**** Material for this exercise ****

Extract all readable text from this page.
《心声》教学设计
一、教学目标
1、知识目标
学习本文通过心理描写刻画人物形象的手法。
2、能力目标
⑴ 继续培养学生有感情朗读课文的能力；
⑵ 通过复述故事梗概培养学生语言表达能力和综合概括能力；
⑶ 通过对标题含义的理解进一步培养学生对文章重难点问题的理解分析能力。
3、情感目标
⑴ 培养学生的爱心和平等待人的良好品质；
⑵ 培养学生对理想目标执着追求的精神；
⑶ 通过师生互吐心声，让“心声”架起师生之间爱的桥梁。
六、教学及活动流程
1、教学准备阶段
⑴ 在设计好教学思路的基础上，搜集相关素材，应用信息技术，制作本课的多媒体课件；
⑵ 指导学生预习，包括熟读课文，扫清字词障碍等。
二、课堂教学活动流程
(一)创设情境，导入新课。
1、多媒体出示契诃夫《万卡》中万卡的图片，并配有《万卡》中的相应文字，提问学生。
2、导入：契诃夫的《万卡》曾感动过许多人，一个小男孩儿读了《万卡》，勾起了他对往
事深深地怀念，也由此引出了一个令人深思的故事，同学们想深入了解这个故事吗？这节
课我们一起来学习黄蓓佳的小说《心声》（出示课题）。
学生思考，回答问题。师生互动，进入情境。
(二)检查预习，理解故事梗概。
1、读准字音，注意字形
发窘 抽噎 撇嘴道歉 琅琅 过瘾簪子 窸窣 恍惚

****

→ **Directions**
Restate each of the entries above verbatim.

→ **The answer**
Extract all readable text from this page.
《心声》教学设计
一、教学目标
1、知识目标
学习本文通过心理描写刻画人物形象的手法。
2、能力目标
⑴ 继续培养学生有感情朗读课文的能力；
⑵ 通过复述故事梗概培养学生语言表达能力和综合概括能力；
⑶ 通过对标题含义的理解进一步培养学生对文章重难点问题的理解分析能力。
3、情感目标
⑴ 培养学生的爱心和平等待人的良好品质；
⑵ 培养学生对理想目标执着追求的精神；
⑶ 通过师生互吐心声，让“心声”架起师生之间爱的桥梁。
六、教学及活动流程
1、教学准备阶段
⑴ 在设计好教学思路的基础上，搜集相关素材，应用信息技术，制作本课的多媒体课件；
⑵ 指导学生预习，包括熟读课文，扫清字词障碍等。
二、课堂教学活动流程
(一)创设情境，导入新课。
1、多媒体出示契诃夫《万卡》中万卡的图片，并配有《万卡》中的相应文字，提问学生。
2、导入：契诃夫的《万卡》曾感动过许多人，一个小男孩儿读了《万卡》，勾起了他对往
事深深地怀念，也由此引出了一个令人深思的故事，同学们想深入了解这个故事吗？这节
课我们一起来学习黄蓓佳的小说《心声》（出示课题）。
学生思考，回答问题。师生互动，进入情境。
(二)检查预习，理解故事梗概。
1、读准字音，注意字形
发窘 抽噎 撇嘴道歉 琅琅 过瘾簪子 窸窣 恍惚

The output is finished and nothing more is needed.